QUESTIONS TO ANSWER:
- A) In the passage on the Battle of Gravelines, rewrite the paragraph beginning "The Duke of Savoy and Philip met an army" as a shorter paragraph that keeps its main facts.
- B) Reproduce the passage on the Battle of Gravelines word for word, starting at "The Battle of Gravelines, 1558." and ending at "row behind them.".

** PASSAGE follows **

Battle of Gravelines (1558)

The Battle of Gravelines was fought on 13 July 1558 at Gravelines, near Calais, France. It occurred during the twelve-year war between France and Spain (1547–1559).

Battle of Gravelines
Part of the Italian Wars

The Battle of Gravelines
Date13 July 1558
Result Spanish victory[1]
 Kingdom of France Kingdom of Spain
Kingdom of England
Commanders and leaders
Paul de Thermes Count of Egmont
12,000 infantry
2,000 cavalry
15,000 infantry
3,000 cavalry
Casualties and losses
12,500 dead, wounded, or captured 300 dead or wounded

The battle resulted in a victory by the Spanish forces, led by Lamoral, Count of Egmont, over the French, led by Marshal Paul de Thermes. The Spanish were supported by the English Navy, who opened fire on the French as they reached the sand dunes at Gravelines.[2]

Following the dominance of the Spanish forces, led by Duke Emmanuel Philibert of Savoy, at the Battle of St. Quentin, Henry II of France prepared his revenge. He recruited a new army in Picardy, which he put in the hands of Louis Gonzaga, Duke of Nevers. He asked the Ottoman Sultan for naval support and encouraged the Scots to invade England from the north. Francis, Duke of Guise, seized the port of Calais from the English and moved to capture the city of Thionville in Philip II's duchy of Luxembourg on 22 June 1558. Marshall de Thermes invaded with another army consisting of 12,000 infantry and 2,000 cavalry, armed with a considerable amount of artillery. After crossing the river Aa at its mouth, de Thermes commandeered his army to conquer both Dunkirk and Nieuwpoort, consequently threatening Brussels. It is reported that a Spanish army was to later intercept the duke's army at the Aa River.

Development of the battle

The Battle of Gravelines, 1558.

The Duke of Savoy and Philip met an army of 15,000 infantry and 3,000 cavalry, giving the command to the Count of Egmont. Surprised by the speed of the Spanish maneuver, Thermes had to do battle because he had the river behind him, the sea on his left, and his right completely blocked by the baggage column of his own army. He deployed his army on the left bank of the river, creating a double line with the cavalry and artillery in one row and the infantry in a second row behind them.

** End of PASSAGE **
** RAW DATA follows **

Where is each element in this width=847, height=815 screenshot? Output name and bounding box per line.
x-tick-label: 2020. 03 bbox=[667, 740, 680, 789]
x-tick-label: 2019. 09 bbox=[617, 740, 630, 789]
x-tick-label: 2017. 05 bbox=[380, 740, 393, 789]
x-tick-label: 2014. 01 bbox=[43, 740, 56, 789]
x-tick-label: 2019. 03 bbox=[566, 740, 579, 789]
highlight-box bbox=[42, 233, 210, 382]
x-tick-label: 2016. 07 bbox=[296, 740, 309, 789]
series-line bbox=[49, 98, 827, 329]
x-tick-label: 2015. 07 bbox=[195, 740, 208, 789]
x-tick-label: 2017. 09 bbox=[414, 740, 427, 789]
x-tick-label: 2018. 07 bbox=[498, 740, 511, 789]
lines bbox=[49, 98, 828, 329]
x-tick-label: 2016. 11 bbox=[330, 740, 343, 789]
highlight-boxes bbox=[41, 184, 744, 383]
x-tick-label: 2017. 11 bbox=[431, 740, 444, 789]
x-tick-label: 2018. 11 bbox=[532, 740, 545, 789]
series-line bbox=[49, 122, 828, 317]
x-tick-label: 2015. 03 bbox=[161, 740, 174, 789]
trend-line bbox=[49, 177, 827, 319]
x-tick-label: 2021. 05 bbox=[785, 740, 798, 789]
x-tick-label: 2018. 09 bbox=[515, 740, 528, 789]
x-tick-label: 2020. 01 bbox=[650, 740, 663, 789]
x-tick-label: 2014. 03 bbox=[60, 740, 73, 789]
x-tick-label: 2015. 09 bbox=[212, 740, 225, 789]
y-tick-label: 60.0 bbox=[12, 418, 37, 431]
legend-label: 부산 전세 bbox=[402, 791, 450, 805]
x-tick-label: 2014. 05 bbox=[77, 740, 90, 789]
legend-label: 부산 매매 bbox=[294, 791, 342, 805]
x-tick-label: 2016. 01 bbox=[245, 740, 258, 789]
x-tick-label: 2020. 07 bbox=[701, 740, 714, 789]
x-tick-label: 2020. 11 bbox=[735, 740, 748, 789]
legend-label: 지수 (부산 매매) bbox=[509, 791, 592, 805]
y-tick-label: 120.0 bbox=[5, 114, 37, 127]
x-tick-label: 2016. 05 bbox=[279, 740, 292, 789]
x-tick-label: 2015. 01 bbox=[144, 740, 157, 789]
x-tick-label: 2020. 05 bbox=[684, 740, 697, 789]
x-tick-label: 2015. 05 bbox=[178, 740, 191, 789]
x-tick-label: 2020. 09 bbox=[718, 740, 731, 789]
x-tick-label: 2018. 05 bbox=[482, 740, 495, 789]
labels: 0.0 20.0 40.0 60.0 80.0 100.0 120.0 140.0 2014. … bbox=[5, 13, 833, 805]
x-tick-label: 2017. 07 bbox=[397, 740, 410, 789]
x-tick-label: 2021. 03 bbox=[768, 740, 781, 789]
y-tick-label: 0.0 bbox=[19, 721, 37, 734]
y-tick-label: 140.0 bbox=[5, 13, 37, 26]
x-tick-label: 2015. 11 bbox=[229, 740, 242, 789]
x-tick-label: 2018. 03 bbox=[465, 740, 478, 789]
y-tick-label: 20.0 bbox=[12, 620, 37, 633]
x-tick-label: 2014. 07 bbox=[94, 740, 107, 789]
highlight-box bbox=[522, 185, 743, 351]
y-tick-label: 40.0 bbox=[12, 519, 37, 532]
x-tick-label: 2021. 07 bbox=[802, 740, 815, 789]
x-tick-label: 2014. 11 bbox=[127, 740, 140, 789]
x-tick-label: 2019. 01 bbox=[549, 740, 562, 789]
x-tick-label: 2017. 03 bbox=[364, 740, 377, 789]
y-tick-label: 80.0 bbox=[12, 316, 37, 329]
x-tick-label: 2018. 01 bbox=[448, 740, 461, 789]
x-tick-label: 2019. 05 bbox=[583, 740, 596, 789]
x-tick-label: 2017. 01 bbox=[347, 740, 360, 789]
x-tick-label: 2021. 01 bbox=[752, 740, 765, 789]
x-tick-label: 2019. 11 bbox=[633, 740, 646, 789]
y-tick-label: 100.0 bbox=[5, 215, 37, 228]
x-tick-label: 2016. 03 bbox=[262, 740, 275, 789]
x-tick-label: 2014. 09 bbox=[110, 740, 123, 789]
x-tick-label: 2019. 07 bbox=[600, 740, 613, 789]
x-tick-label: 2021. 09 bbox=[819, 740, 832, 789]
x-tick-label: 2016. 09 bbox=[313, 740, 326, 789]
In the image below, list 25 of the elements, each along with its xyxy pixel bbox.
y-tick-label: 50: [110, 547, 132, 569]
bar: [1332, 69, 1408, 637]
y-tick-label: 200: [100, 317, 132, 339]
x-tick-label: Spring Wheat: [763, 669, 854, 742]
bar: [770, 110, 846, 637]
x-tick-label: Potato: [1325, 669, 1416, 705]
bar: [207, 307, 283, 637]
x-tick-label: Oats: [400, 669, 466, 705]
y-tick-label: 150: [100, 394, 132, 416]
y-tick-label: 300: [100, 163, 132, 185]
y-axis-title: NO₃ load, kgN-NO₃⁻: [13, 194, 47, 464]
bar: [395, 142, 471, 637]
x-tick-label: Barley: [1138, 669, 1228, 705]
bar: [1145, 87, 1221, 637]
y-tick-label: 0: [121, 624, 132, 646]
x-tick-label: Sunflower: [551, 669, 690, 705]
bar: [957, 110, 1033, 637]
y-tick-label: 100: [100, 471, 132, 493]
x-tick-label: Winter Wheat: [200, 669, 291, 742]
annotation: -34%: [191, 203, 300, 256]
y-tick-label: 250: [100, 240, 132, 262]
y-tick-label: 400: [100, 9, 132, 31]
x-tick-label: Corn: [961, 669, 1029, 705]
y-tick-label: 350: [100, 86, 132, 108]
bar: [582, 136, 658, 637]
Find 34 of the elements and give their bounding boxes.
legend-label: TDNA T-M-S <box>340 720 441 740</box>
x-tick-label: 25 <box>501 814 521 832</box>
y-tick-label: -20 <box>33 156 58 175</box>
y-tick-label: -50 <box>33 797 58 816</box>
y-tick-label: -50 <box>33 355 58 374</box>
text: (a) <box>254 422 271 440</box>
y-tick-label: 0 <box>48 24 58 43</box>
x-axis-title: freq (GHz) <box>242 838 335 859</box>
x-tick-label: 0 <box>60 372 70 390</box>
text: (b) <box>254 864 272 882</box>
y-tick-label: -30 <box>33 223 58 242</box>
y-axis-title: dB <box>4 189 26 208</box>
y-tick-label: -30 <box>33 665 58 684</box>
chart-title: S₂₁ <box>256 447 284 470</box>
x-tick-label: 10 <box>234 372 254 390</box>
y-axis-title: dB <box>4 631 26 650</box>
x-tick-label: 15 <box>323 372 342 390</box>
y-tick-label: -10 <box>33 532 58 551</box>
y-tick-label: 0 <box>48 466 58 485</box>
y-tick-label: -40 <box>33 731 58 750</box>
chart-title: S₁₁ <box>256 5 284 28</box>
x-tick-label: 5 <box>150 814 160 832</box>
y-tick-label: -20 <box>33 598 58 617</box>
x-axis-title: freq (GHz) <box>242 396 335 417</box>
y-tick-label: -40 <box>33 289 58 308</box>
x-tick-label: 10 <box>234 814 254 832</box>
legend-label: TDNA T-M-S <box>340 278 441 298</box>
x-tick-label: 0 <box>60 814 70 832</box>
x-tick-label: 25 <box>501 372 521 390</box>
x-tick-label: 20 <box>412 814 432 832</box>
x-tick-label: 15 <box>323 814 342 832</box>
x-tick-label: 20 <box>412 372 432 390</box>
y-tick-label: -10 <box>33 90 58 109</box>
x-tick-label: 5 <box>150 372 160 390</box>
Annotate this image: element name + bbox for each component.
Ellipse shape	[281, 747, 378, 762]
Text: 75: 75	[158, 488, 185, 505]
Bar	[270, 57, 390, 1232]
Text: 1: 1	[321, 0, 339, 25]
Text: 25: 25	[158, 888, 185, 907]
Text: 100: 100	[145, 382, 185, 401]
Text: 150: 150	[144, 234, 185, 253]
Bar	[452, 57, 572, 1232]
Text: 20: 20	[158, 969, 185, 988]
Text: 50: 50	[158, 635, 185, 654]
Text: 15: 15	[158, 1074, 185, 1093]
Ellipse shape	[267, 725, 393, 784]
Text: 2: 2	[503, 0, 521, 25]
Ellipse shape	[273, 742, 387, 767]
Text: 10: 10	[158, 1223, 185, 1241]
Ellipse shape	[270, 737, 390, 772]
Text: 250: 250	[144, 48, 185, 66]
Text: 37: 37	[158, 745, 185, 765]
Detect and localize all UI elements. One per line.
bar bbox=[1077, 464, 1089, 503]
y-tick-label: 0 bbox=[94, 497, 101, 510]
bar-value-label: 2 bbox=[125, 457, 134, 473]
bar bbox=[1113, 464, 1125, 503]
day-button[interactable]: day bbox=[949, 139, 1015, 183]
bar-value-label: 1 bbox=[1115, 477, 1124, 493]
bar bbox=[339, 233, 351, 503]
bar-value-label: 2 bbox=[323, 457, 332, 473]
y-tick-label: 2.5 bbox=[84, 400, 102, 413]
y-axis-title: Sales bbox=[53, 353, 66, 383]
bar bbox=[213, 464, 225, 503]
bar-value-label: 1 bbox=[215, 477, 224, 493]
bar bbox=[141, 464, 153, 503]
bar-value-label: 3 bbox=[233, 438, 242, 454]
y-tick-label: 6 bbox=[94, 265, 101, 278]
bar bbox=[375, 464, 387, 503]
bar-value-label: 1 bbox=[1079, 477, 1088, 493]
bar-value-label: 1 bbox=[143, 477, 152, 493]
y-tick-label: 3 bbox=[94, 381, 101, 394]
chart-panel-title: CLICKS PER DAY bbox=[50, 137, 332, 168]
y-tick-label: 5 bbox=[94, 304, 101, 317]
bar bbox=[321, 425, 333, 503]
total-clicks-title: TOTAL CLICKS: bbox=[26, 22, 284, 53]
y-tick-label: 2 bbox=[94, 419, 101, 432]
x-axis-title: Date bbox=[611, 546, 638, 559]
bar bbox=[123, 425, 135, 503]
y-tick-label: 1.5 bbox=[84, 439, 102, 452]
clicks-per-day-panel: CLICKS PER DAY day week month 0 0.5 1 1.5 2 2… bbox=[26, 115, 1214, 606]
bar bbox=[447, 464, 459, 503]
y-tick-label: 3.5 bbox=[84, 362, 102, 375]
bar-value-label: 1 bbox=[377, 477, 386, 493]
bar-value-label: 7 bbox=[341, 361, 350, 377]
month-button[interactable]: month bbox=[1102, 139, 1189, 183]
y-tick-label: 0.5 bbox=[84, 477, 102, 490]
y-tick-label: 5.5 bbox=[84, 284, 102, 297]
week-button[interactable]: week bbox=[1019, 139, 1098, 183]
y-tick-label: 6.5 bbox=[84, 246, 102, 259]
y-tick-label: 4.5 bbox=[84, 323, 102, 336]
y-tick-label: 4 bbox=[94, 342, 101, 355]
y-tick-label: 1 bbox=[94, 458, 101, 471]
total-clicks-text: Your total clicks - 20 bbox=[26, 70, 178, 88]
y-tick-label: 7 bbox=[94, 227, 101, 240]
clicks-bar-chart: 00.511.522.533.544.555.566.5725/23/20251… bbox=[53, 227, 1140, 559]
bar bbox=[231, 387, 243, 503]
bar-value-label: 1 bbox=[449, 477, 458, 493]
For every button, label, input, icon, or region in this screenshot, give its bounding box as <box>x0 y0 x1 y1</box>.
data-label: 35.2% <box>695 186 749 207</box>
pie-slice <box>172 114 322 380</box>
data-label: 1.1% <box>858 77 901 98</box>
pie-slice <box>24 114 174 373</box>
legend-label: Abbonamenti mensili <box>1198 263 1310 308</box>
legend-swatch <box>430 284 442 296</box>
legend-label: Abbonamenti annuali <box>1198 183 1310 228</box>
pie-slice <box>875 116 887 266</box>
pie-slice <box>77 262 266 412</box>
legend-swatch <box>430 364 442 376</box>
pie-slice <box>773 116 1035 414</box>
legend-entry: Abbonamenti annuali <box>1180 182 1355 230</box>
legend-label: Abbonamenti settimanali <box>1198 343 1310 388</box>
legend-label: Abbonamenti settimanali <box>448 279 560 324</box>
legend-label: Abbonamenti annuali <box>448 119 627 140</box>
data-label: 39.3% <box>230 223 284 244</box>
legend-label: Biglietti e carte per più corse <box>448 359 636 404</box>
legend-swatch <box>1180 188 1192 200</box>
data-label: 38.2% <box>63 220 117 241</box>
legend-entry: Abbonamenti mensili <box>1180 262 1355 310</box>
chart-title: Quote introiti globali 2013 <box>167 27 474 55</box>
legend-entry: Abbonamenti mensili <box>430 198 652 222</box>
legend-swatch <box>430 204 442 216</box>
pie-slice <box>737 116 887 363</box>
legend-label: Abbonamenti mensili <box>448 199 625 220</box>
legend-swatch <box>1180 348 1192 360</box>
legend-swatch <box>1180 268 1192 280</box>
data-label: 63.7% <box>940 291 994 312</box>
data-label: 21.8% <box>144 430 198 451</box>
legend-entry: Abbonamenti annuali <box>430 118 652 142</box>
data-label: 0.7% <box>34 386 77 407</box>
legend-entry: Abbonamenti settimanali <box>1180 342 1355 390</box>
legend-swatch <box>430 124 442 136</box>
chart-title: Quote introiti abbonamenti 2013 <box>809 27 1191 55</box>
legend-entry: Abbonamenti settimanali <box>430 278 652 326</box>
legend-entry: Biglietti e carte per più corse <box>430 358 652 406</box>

** End of RAW DATA **

ANSWER SECTION:
- A) The Duke of Savoy and Philip met an army of 15,000 infantry and 3,000 cavalry and gave its command to the Count of Egmont. The speed of the Spanish maneuver surprised Thermes. He was forced to fight because the river lay behind him, the sea on his left, and his own baggage column blocked his right. On the river's left bank he formed a double line, with cavalry and artillery in front and infantry behind.

- B)
The Battle of Gravelines, 1558.

The Duke of Savoy and Philip met an army of 15,000 infantry and 3,000 cavalry, giving the command to the Count of Egmont. Surprised by the speed of the Spanish maneuver, Thermes had to do battle because he had the river behind him, the sea on his left, and his right completely blocked by the baggage column of his own army. He deployed his army on the left bank of the river, creating a double line with the cavalry and artillery in one row and the infantry in a second row behind them.